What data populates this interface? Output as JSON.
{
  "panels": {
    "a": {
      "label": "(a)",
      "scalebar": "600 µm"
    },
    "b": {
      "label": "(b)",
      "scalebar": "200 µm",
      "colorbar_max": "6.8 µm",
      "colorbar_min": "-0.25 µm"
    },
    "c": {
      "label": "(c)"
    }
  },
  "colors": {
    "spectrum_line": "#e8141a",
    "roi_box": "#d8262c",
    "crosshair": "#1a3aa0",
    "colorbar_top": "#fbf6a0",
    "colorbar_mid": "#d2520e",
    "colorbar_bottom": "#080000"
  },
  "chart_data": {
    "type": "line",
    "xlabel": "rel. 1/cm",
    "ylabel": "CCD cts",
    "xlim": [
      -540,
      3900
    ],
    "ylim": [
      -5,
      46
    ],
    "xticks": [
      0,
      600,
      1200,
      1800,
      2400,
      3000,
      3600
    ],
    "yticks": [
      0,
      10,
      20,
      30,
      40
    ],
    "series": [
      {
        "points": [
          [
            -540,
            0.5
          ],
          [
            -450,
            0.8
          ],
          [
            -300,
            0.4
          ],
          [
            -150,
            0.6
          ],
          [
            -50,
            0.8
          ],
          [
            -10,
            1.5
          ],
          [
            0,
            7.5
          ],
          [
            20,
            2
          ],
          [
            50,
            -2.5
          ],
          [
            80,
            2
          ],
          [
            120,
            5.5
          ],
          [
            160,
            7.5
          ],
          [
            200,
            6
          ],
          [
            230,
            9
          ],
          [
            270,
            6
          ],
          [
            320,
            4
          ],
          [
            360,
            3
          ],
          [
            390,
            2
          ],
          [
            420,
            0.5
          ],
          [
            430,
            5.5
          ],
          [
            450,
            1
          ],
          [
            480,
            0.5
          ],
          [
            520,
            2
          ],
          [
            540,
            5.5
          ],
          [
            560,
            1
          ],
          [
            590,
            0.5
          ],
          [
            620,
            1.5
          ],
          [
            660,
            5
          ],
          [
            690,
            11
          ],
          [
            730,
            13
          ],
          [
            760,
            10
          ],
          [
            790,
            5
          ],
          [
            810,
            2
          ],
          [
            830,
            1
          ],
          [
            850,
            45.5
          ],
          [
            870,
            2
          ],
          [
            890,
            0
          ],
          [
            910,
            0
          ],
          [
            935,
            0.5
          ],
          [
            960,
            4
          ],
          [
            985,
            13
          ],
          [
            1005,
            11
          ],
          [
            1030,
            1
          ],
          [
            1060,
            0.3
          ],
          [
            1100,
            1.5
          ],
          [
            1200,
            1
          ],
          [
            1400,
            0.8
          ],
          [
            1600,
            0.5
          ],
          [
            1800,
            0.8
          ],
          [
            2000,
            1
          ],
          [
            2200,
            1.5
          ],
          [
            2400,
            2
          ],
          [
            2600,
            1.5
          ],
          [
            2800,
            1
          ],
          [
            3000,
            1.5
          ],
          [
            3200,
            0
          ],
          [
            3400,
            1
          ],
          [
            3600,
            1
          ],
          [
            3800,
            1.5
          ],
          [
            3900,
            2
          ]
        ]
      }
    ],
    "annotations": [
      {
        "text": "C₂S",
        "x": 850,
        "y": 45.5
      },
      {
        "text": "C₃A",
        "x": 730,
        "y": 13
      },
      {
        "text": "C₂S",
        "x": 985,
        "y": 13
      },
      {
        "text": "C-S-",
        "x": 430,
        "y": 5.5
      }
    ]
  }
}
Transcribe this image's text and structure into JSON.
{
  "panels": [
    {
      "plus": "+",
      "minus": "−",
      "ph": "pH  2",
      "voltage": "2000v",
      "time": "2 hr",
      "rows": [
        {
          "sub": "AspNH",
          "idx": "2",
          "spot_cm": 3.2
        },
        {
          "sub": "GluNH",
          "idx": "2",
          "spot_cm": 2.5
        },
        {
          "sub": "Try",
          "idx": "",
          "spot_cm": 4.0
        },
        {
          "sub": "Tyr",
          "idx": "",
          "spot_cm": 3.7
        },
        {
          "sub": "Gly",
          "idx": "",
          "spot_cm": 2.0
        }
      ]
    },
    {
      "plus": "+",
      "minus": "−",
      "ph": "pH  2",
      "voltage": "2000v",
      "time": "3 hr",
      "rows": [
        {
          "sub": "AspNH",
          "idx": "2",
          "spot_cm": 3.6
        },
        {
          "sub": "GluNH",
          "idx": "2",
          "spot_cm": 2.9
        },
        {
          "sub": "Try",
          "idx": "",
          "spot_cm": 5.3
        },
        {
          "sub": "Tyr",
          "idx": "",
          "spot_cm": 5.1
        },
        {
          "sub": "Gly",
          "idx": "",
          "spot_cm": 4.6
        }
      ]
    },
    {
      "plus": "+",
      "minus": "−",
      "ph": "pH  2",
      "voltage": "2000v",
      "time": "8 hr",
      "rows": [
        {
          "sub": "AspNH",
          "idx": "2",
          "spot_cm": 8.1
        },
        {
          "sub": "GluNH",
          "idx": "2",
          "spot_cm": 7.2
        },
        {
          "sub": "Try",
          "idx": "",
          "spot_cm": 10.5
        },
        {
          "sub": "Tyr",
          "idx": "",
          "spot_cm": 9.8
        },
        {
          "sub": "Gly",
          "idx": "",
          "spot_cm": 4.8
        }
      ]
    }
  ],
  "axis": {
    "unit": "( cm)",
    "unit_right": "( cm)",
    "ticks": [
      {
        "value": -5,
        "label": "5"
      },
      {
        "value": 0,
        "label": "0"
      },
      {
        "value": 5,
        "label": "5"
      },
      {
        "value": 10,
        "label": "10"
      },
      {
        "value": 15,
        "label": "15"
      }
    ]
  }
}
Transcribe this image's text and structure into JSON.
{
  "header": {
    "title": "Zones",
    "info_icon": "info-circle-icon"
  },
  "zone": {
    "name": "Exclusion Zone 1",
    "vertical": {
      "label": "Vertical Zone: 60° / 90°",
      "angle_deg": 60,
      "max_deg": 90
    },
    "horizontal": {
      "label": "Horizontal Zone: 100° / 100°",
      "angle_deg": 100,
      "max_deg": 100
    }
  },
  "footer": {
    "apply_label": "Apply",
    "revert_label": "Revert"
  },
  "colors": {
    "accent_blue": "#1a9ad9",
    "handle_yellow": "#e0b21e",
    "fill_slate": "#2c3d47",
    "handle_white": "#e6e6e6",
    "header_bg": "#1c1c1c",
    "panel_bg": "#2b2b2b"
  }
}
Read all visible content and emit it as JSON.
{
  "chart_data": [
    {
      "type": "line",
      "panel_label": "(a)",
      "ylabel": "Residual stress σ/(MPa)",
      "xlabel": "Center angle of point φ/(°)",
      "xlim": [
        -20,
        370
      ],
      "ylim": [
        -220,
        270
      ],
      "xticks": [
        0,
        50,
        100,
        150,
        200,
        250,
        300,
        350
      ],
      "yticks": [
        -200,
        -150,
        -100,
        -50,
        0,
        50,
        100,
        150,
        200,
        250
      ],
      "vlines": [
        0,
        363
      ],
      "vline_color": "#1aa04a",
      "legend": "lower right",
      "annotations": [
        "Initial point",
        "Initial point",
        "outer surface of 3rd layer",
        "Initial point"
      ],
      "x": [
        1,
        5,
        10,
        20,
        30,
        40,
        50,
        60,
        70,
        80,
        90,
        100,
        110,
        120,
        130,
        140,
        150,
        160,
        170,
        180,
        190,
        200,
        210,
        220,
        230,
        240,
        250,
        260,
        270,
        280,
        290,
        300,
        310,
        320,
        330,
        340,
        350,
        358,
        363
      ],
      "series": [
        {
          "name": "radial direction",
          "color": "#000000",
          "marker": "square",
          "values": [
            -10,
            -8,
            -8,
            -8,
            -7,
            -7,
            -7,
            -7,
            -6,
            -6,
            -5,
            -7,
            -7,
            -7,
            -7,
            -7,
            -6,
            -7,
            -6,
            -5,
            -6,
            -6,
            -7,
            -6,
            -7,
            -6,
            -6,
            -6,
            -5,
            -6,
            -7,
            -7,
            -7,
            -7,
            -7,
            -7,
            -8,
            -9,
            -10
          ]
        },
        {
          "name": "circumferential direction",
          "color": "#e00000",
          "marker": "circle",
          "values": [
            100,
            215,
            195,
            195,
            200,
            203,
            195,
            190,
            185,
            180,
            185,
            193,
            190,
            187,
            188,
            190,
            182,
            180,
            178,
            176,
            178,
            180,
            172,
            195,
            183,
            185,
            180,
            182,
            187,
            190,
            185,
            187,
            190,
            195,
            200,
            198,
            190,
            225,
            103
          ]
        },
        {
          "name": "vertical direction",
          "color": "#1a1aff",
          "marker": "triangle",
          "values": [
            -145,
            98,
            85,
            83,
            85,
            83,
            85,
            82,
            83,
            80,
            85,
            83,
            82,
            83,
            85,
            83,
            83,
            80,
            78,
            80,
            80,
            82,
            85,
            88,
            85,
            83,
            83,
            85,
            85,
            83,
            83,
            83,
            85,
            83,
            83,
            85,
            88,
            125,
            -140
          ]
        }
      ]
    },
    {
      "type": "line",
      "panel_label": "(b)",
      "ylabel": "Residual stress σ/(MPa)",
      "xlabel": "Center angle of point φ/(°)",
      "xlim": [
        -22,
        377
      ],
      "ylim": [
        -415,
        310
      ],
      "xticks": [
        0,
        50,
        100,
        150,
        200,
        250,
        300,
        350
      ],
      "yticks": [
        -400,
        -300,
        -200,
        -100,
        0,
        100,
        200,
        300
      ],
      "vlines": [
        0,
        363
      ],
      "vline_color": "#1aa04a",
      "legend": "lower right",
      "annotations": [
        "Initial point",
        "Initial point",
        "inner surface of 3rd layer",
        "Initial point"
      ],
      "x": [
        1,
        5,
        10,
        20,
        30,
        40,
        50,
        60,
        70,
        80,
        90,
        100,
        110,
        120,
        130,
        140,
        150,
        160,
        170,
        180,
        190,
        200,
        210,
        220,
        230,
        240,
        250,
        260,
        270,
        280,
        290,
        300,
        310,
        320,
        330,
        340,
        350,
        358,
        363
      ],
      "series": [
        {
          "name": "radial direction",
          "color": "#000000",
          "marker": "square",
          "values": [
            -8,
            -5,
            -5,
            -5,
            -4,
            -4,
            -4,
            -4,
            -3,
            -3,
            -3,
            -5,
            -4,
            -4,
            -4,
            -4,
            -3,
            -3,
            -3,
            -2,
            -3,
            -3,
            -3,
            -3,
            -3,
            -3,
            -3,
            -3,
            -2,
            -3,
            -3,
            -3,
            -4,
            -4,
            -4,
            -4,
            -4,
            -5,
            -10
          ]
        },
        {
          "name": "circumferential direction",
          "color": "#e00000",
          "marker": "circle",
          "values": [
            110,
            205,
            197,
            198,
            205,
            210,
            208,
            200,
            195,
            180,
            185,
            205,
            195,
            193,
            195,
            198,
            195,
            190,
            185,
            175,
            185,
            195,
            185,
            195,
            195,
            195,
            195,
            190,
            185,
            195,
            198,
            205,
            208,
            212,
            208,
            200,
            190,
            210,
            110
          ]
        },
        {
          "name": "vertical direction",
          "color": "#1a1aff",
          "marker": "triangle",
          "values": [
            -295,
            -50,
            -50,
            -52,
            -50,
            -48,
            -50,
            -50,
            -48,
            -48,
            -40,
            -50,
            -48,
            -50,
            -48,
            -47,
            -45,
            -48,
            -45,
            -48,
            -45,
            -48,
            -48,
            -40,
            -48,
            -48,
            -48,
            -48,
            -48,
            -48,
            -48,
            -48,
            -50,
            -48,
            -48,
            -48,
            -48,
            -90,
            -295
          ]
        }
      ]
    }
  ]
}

### DESCRIPTION OF THE TASK
Give the number of lines in the entries that include the string "JSON", and nothing more.

### OUTPUT OF THE TASK
4